Goal. Would you retype all of these records exactly?

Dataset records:
****************

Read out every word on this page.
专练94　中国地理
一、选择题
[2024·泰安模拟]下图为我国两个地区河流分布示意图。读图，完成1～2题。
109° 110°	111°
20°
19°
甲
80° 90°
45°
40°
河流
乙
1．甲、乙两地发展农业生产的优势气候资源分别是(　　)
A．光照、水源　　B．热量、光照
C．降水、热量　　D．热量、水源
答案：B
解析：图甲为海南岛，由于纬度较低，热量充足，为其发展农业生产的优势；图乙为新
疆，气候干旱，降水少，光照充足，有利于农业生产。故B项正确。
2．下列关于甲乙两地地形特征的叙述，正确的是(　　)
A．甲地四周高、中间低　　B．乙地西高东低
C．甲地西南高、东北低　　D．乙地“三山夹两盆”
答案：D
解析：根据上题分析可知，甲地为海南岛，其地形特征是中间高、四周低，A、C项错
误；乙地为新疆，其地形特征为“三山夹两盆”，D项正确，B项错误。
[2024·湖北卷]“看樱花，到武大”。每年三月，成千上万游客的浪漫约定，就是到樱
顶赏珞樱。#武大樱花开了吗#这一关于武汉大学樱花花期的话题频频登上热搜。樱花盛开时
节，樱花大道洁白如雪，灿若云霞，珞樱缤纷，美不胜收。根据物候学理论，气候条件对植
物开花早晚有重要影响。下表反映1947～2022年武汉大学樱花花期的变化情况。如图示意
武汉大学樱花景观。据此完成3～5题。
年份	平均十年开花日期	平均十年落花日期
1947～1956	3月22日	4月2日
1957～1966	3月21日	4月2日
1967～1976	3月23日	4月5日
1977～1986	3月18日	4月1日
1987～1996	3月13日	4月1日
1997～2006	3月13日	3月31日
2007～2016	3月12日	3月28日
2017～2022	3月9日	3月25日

****************

Complete output.
Read out every word on this page.
专练94　中国地理
一、选择题
[2024·泰安模拟]下图为我国两个地区河流分布示意图。读图，完成1～2题。
109° 110°	111°
20°
19°
甲
80° 90°
45°
40°
河流
乙
1．甲、乙两地发展农业生产的优势气候资源分别是(　　)
A．光照、水源　　B．热量、光照
C．降水、热量　　D．热量、水源
答案：B
解析：图甲为海南岛，由于纬度较低，热量充足，为其发展农业生产的优势；图乙为新
疆，气候干旱，降水少，光照充足，有利于农业生产。故B项正确。
2．下列关于甲乙两地地形特征的叙述，正确的是(　　)
A．甲地四周高、中间低　　B．乙地西高东低
C．甲地西南高、东北低　　D．乙地“三山夹两盆”
答案：D
解析：根据上题分析可知，甲地为海南岛，其地形特征是中间高、四周低，A、C项错
误；乙地为新疆，其地形特征为“三山夹两盆”，D项正确，B项错误。
[2024·湖北卷]“看樱花，到武大”。每年三月，成千上万游客的浪漫约定，就是到樱
顶赏珞樱。#武大樱花开了吗#这一关于武汉大学樱花花期的话题频频登上热搜。樱花盛开时
节，樱花大道洁白如雪，灿若云霞，珞樱缤纷，美不胜收。根据物候学理论，气候条件对植
物开花早晚有重要影响。下表反映1947～2022年武汉大学樱花花期的变化情况。如图示意
武汉大学樱花景观。据此完成3～5题。
年份	平均十年开花日期	平均十年落花日期
1947～1956	3月22日	4月2日
1957～1966	3月21日	4月2日
1967～1976	3月23日	4月5日
1977～1986	3月18日	4月1日
1987～1996	3月13日	4月1日
1997～2006	3月13日	3月31日
2007～2016	3月12日	3月28日
2017～2022	3月9日	3月25日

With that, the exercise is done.